# Exercise objective:
Put every line of the records below into a JSON list of strings, one string per line, omitting blank lines.
══ Excerpted records ══
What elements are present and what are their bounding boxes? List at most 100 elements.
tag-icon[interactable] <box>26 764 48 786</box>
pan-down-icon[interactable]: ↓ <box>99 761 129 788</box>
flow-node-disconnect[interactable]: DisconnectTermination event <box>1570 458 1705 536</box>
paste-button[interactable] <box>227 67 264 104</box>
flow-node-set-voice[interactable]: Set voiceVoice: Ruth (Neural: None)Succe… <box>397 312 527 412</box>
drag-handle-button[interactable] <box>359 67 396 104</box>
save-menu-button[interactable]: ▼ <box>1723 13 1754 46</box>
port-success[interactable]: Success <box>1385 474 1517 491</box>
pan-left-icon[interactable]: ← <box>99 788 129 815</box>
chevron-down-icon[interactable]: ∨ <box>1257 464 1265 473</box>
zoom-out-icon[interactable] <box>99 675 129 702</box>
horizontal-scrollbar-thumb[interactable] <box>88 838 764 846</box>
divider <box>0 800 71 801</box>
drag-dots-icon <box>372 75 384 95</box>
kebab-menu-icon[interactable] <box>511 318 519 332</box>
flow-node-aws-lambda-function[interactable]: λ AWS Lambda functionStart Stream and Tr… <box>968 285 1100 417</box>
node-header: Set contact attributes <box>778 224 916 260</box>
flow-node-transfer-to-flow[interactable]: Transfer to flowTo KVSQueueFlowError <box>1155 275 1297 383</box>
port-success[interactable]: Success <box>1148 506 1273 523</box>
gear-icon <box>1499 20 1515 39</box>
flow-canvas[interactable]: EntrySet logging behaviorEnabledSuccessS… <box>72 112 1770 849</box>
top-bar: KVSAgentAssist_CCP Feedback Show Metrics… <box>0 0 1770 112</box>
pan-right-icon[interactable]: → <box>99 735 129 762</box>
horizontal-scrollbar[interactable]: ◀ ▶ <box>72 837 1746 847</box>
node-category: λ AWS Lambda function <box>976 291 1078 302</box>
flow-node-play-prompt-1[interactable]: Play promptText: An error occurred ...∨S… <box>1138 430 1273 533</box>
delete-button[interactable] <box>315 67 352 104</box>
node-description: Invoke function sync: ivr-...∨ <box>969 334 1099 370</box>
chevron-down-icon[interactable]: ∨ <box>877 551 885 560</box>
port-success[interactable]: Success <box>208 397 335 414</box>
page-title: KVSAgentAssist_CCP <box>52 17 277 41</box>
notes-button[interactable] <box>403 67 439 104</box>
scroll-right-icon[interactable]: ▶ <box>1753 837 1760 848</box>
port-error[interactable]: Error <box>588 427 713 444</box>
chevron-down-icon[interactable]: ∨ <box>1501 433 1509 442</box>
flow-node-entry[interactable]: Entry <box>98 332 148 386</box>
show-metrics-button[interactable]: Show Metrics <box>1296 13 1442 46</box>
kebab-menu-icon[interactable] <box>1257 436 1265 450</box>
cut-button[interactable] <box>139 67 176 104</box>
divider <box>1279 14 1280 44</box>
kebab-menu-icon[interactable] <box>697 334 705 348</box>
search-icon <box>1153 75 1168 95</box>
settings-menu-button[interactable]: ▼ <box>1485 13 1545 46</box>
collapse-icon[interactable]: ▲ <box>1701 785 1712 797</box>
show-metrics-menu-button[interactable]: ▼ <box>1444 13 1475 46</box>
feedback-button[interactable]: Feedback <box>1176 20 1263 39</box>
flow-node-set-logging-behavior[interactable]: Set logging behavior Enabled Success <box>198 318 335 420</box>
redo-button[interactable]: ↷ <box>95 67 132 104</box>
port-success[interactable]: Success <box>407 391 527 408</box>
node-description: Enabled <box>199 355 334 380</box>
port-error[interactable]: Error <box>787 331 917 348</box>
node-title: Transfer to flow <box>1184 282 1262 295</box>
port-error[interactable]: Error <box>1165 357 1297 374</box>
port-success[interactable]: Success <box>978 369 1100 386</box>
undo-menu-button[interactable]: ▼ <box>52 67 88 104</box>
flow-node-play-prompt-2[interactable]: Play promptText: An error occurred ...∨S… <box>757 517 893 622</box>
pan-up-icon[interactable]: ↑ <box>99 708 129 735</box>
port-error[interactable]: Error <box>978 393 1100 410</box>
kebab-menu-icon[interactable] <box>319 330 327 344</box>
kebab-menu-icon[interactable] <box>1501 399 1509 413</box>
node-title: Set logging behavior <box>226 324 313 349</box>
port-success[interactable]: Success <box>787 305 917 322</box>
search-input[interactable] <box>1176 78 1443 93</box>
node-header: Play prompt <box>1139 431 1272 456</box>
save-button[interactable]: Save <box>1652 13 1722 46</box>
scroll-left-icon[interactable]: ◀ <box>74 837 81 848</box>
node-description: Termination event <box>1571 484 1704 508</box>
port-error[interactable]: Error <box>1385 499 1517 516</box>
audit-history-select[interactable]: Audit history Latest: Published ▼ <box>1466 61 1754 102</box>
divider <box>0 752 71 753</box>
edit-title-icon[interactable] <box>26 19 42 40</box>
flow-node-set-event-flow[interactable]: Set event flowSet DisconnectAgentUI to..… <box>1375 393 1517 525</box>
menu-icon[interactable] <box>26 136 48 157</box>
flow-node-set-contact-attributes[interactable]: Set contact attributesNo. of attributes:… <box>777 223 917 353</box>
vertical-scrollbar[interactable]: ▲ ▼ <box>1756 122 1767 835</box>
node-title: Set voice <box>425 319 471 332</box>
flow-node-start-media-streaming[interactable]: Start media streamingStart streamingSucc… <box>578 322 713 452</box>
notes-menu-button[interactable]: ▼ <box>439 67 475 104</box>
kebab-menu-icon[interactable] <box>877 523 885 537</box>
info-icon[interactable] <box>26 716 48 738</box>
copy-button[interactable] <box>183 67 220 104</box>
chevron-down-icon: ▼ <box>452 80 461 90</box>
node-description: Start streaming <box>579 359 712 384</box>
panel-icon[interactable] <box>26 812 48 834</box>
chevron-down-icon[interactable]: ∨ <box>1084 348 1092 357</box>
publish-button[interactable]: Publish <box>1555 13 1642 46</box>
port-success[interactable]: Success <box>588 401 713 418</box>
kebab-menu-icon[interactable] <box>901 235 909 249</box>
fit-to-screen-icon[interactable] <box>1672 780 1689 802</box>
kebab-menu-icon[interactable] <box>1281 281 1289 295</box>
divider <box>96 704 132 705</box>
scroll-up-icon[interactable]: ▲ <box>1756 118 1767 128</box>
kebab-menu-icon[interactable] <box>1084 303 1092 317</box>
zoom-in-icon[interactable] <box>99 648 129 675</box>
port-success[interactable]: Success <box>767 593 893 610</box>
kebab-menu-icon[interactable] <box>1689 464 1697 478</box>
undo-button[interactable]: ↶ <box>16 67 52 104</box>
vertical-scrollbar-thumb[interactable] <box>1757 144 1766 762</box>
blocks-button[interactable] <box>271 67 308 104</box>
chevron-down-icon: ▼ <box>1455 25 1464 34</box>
═══
# Correct result:
[
  "What elements are present and what are their bounding boxes? List at most 100 elements.",
  "tag-icon[interactable] <box>26 764 48 786</box>",
  "pan-down-icon[interactable]: ↓ <box>99 761 129 788</box>",
  "flow-node-disconnect[interactable]: DisconnectTermination event <box>1570 458 1705 536</box>",
  "paste-button[interactable] <box>227 67 264 104</box>",
  "flow-node-set-voice[interactable]: Set voiceVoice: Ruth (Neural: None)Succe… <box>397 312 527 412</box>",
  "drag-handle-button[interactable] <box>359 67 396 104</box>",
  "save-menu-button[interactable]: ▼ <box>1723 13 1754 46</box>",
  "port-success[interactable]: Success <box>1385 474 1517 491</box>",
  "pan-left-icon[interactable]: ← <box>99 788 129 815</box>",
  "chevron-down-icon[interactable]: ∨ <box>1257 464 1265 473</box>",
  "zoom-out-icon[interactable] <box>99 675 129 702</box>",
  "horizontal-scrollbar-thumb[interactable] <box>88 838 764 846</box>",
  "divider <box>0 800 71 801</box>",
  "drag-dots-icon <box>372 75 384 95</box>",
  "kebab-menu-icon[interactable] <box>511 318 519 332</box>",
  "flow-node-aws-lambda-function[interactable]: λ AWS Lambda functionStart Stream and Tr… <box>968 285 1100 417</box>",
  "node-header: Set contact attributes <box>778 224 916 260</box>",
  "flow-node-transfer-to-flow[interactable]: Transfer to flowTo KVSQueueFlowError <box>1155 275 1297 383</box>",
  "port-success[interactable]: Success <box>1148 506 1273 523</box>",
  "gear-icon <box>1499 20 1515 39</box>",
  "flow-canvas[interactable]: EntrySet logging behaviorEnabledSuccessS… <box>72 112 1770 849</box>",
  "top-bar: KVSAgentAssist_CCP Feedback Show Metrics… <box>0 0 1770 112</box>",
  "pan-right-icon[interactable]: → <box>99 735 129 762</box>",
  "horizontal-scrollbar[interactable]: ◀ ▶ <box>72 837 1746 847</box>",
  "node-category: λ AWS Lambda function <box>976 291 1078 302</box>",
  "flow-node-play-prompt-1[interactable]: Play promptText: An error occurred ...∨S… <box>1138 430 1273 533</box>",
  "delete-button[interactable] <box>315 67 352 104</box>",
  "node-description: Invoke function sync: ivr-...∨ <box>969 334 1099 370</box>",
  "chevron-down-icon[interactable]: ∨ <box>877 551 885 560</box>",
  "port-success[interactable]: Success <box>208 397 335 414</box>",
  "page-title: KVSAgentAssist_CCP <box>52 17 277 41</box>",
  "notes-button[interactable] <box>403 67 439 104</box>",
  "scroll-right-icon[interactable]: ▶ <box>1753 837 1760 848</box>",
  "port-error[interactable]: Error <box>588 427 713 444</box>",
  "chevron-down-icon[interactable]: ∨ <box>1501 433 1509 442</box>",
  "flow-node-entry[interactable]: Entry <box>98 332 148 386</box>",
  "show-metrics-button[interactable]: Show Metrics <box>1296 13 1442 46</box>",
  "kebab-menu-icon[interactable] <box>1257 436 1265 450</box>",
  "cut-button[interactable] <box>139 67 176 104</box>",
  "divider <box>1279 14 1280 44</box>",
  "kebab-menu-icon[interactable] <box>697 334 705 348</box>",
  "search-icon <box>1153 75 1168 95</box>",
  "settings-menu-button[interactable]: ▼ <box>1485 13 1545 46</box>",
  "collapse-icon[interactable]: ▲ <box>1701 785 1712 797</box>",
  "show-metrics-menu-button[interactable]: ▼ <box>1444 13 1475 46</box>",
  "feedback-button[interactable]: Feedback <box>1176 20 1263 39</box>",
  "flow-node-set-logging-behavior[interactable]: Set logging behavior Enabled Success <box>198 318 335 420</box>",
  "redo-button[interactable]: ↷ <box>95 67 132 104</box>",
  "port-success[interactable]: Success <box>407 391 527 408</box>",
  "node-description: Enabled <box>199 355 334 380</box>",
  "port-error[interactable]: Error <box>787 331 917 348</box>",
  "node-title: Transfer to flow <box>1184 282 1262 295</box>",
  "port-error[interactable]: Error <box>1165 357 1297 374</box>",
  "port-success[interactable]: Success <box>978 369 1100 386</box>",
  "undo-menu-button[interactable]: ▼ <box>52 67 88 104</box>",
  "flow-node-play-prompt-2[interactable]: Play promptText: An error occurred ...∨S… <box>757 517 893 622</box>",
  "pan-up-icon[interactable]: ↑ <box>99 708 129 735</box>",
  "port-error[interactable]: Error <box>978 393 1100 410</box>",
  "kebab-menu-icon[interactable] <box>319 330 327 344</box>",
  "kebab-menu-icon[interactable] <box>1501 399 1509 413</box>",
  "node-title: Set logging behavior <box>226 324 313 349</box>",
  "port-success[interactable]: Success <box>787 305 917 322</box>",
  "search-input[interactable] <box>1176 78 1443 93</box>",
  "node-header: Play prompt <box>1139 431 1272 456</box>",
  "save-button[interactable]: Save <box>1652 13 1722 46</box>",
  "scroll-left-icon[interactable]: ◀ <box>74 837 81 848</box>",
  "node-description: Termination event <box>1571 484 1704 508</box>",
  "port-error[interactable]: Error <box>1385 499 1517 516</box>",
  "audit-history-select[interactable]: Audit history Latest: Published ▼ <box>1466 61 1754 102</box>",
  "divider <box>0 752 71 753</box>",
  "edit-title-icon[interactable] <box>26 19 42 40</box>",
  "flow-node-set-event-flow[interactable]: Set event flowSet DisconnectAgentUI to..… <box>1375 393 1517 525</box>",
  "menu-icon[interactable] <box>26 136 48 157</box>",
  "flow-node-set-contact-attributes[interactable]: Set contact attributesNo. of attributes:… <box>777 223 917 353</box>",
  "vertical-scrollbar[interactable]: ▲ ▼ <box>1756 122 1767 835</box>",
  "node-title: Set voice <box>425 319 471 332</box>",
  "flow-node-start-media-streaming[interactable]: Start media streamingStart streamingSucc… <box>578 322 713 452</box>",
  "notes-menu-button[interactable]: ▼ <box>439 67 475 104</box>",
  "kebab-menu-icon[interactable] <box>877 523 885 537</box>",
  "info-icon[interactable] <box>26 716 48 738</box>",
  "copy-button[interactable] <box>183 67 220 104</box>",
  "chevron-down-icon: ▼ <box>452 80 461 90</box>",
  "node-description: Start streaming <box>579 359 712 384</box>",
  "panel-icon[interactable] <box>26 812 48 834</box>",
  "chevron-down-icon[interactable]: ∨ <box>1084 348 1092 357</box>",
  "publish-button[interactable]: Publish <box>1555 13 1642 46</box>",
  "port-success[interactable]: Success <box>588 401 713 418</box>",
  "kebab-menu-icon[interactable] <box>901 235 909 249</box>",
  "fit-to-screen-icon[interactable] <box>1672 780 1689 802</box>",
  "kebab-menu-icon[interactable] <box>1281 281 1289 295</box>",
  "divider <box>96 704 132 705</box>",
  "scroll-up-icon[interactable]: ▲ <box>1756 118 1767 128</box>",
  "kebab-menu-icon[interactable] <box>1084 303 1092 317</box>",
  "zoom-in-icon[interactable] <box>99 648 129 675</box>",
  "port-success[interactable]: Success <box>767 593 893 610</box>",
  "kebab-menu-icon[interactable] <box>1689 464 1697 478</box>",
  "undo-button[interactable]: ↶ <box>16 67 52 104</box>",
  "vertical-scrollbar-thumb[interactable] <box>1757 144 1766 762</box>",
  "blocks-button[interactable] <box>271 67 308 104</box>",
  "chevron-down-icon: ▼ <box>1455 25 1464 34</box>"
]